Data provided |
'''

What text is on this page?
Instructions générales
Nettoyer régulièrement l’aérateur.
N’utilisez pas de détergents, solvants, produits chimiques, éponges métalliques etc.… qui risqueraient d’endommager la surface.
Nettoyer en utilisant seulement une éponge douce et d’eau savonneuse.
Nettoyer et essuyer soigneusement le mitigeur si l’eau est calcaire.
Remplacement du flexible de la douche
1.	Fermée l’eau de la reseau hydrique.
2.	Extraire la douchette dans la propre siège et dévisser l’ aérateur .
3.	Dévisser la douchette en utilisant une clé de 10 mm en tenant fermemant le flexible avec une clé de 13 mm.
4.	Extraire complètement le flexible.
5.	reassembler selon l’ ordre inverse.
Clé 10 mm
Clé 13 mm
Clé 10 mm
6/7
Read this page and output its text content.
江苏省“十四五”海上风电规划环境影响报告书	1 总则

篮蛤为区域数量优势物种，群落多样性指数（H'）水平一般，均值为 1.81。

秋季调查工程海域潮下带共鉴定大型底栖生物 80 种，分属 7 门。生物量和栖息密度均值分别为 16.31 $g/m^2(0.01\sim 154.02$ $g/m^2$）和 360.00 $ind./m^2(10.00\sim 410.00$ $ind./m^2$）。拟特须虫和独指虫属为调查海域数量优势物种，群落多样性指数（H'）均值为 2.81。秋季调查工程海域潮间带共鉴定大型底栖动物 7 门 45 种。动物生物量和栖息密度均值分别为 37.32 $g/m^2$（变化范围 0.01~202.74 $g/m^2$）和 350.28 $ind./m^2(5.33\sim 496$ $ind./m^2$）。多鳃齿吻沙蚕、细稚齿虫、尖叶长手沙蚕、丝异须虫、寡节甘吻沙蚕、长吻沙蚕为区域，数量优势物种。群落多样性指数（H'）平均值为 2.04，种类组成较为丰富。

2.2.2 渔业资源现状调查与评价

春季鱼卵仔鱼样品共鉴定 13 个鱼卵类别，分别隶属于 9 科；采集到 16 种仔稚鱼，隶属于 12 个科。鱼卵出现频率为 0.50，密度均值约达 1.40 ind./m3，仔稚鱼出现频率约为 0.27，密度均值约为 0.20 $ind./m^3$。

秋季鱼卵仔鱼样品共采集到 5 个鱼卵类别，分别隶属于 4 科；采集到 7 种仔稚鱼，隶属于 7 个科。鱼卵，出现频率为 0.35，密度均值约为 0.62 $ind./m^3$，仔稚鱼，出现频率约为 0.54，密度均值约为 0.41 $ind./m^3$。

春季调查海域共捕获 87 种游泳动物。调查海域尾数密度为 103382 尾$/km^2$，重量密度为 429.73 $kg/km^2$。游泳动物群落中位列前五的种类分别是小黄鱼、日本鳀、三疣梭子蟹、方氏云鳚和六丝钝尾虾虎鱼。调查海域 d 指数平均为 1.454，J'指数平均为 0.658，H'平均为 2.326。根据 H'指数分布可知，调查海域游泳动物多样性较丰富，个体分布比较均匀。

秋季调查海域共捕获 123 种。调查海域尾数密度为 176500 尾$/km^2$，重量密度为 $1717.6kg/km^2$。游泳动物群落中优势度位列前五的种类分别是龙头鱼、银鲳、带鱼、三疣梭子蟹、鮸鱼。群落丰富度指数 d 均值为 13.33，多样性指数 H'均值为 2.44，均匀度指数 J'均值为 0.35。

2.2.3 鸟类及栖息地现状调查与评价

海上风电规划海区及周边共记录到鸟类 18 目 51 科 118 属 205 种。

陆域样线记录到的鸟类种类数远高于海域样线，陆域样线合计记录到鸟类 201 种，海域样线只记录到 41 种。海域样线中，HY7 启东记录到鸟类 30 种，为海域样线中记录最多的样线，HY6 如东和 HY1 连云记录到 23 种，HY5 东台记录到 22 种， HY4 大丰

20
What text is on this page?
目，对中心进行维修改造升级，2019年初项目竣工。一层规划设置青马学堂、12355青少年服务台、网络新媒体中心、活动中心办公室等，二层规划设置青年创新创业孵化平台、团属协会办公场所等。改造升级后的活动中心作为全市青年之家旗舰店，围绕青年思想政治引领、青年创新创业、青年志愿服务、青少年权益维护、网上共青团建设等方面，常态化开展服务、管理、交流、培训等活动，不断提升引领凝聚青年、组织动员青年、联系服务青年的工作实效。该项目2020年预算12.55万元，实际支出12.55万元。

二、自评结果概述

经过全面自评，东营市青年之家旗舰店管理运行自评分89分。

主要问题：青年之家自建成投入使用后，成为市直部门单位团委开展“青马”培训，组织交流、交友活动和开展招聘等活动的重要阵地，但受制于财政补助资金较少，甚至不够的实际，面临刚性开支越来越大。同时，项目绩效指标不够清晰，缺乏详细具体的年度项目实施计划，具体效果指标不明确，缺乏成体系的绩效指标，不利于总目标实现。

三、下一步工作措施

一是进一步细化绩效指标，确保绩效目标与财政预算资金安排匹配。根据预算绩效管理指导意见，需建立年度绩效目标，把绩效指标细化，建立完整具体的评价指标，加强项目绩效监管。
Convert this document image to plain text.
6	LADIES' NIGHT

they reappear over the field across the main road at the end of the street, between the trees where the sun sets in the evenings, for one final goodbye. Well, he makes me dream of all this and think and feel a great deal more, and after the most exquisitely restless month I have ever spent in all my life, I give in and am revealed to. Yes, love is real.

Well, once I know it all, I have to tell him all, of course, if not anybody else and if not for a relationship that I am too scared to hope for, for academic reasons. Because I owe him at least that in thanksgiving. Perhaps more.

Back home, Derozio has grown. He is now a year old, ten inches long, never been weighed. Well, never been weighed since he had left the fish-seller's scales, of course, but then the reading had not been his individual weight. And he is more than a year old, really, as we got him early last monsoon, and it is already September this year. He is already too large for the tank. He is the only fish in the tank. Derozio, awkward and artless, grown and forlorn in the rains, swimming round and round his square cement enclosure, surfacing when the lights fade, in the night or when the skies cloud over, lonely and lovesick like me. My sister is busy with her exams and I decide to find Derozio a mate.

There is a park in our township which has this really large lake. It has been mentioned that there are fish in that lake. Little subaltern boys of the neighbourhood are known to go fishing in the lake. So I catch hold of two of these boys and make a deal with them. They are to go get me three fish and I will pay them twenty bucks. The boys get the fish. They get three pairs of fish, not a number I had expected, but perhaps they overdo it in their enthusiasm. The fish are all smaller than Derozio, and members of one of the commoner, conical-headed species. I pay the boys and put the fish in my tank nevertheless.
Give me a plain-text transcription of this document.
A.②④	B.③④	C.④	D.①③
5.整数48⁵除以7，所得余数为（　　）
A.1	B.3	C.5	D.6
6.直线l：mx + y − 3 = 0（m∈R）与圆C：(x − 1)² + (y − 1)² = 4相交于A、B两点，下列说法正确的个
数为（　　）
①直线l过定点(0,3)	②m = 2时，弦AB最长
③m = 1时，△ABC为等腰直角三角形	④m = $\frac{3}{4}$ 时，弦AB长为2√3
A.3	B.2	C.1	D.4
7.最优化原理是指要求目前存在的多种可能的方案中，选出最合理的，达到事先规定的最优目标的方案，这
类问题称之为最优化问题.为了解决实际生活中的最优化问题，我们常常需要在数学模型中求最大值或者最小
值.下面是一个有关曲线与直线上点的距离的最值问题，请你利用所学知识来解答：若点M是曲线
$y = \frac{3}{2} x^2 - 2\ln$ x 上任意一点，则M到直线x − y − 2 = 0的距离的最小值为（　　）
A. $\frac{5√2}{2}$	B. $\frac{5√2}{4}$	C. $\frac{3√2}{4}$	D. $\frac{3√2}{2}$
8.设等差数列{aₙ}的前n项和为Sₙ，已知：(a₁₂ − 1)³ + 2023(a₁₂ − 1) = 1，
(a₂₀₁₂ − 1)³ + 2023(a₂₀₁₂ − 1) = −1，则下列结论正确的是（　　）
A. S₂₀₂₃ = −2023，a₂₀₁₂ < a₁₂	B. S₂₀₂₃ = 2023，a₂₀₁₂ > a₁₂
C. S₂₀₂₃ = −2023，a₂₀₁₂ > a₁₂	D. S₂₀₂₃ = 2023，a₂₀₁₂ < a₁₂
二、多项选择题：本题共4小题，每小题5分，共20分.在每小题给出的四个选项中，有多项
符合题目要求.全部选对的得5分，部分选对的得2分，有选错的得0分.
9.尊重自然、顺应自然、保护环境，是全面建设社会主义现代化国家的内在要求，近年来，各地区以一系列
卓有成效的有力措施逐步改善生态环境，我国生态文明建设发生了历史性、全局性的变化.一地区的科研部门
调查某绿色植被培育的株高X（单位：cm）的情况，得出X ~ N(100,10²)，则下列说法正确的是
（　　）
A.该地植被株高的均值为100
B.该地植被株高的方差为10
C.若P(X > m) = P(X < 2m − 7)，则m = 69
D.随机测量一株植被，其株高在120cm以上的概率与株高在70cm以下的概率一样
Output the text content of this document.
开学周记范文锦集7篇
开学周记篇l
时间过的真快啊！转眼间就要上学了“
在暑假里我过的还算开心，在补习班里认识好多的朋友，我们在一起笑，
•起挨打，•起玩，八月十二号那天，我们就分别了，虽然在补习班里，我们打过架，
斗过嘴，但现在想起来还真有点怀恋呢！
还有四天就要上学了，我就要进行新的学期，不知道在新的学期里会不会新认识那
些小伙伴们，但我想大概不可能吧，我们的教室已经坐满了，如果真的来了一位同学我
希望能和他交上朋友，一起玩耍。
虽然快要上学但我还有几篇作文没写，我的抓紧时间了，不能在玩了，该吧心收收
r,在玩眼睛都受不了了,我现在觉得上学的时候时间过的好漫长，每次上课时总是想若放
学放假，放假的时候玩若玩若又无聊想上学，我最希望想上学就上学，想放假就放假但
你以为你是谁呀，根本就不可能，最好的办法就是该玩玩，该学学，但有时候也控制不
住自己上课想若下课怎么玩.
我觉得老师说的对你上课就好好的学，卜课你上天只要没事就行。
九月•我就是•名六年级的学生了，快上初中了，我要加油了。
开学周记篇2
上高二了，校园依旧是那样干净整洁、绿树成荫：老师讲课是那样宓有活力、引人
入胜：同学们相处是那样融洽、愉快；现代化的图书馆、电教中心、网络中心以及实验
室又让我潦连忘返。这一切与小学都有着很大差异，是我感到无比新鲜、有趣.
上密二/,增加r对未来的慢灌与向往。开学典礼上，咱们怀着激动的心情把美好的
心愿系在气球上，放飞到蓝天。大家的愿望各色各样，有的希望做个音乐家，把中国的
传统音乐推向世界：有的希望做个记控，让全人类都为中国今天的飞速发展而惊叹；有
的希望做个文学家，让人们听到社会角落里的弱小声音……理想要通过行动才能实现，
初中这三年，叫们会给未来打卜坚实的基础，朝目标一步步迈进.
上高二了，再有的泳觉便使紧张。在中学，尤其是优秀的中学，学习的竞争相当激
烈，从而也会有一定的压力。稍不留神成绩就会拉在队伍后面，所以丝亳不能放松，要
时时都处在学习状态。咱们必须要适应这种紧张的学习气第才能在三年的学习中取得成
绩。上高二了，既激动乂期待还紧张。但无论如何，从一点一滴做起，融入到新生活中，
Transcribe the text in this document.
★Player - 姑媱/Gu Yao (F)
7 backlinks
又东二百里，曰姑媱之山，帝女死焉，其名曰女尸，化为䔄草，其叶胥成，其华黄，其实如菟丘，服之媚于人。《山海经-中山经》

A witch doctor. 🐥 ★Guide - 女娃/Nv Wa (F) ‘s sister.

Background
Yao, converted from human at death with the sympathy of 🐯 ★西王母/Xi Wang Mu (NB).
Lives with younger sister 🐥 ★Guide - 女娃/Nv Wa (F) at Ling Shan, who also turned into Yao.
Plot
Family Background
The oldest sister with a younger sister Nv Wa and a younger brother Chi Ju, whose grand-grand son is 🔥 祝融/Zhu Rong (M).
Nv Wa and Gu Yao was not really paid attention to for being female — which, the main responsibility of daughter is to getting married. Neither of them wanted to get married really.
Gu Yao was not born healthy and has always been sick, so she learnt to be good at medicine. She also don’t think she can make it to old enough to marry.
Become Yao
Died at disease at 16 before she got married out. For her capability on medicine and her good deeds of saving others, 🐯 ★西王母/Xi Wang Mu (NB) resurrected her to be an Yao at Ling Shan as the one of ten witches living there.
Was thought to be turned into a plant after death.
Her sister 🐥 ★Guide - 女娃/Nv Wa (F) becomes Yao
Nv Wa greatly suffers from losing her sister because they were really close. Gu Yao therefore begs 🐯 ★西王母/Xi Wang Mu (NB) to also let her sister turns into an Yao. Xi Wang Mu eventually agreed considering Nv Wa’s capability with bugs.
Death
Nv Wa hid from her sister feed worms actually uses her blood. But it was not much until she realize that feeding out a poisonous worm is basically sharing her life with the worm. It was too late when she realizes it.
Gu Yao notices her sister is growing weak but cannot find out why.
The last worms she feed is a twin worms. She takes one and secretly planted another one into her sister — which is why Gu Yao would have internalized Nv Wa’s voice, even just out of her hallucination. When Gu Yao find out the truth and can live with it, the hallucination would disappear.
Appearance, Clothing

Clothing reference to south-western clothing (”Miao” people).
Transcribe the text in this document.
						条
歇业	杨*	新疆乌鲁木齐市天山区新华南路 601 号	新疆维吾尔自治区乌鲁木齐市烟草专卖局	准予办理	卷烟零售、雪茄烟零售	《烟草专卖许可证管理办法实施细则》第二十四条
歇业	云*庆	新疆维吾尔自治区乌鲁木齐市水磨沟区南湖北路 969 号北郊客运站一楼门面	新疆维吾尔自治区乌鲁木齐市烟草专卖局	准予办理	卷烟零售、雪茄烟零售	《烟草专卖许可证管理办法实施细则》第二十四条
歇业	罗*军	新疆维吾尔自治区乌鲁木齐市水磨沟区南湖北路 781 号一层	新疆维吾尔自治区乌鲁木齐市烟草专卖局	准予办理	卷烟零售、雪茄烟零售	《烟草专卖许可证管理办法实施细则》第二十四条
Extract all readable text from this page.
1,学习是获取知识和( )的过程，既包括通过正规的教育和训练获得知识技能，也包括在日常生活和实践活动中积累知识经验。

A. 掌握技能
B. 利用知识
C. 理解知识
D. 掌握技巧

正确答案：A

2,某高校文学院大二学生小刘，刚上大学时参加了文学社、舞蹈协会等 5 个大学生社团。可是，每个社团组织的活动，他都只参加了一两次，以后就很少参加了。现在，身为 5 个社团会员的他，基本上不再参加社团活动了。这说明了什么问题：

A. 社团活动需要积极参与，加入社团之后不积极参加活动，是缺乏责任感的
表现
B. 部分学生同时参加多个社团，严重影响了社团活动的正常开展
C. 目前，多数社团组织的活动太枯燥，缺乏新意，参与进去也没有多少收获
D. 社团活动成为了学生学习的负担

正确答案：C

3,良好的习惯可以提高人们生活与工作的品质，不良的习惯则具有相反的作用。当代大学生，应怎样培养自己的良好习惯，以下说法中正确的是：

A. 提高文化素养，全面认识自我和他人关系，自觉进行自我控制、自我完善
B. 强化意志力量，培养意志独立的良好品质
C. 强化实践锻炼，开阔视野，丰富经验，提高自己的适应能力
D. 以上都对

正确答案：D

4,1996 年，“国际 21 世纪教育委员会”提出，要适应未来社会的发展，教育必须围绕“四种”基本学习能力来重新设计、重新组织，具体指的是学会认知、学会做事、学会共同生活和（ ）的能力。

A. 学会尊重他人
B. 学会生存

'''

Copy every single line of the material above that holds "turned".

Lives with younger sister 🐥 ★Guide - 女娃/Nv Wa (F) at Ling Shan, who also turned into Yao.
Was thought to be turned into a plant after death.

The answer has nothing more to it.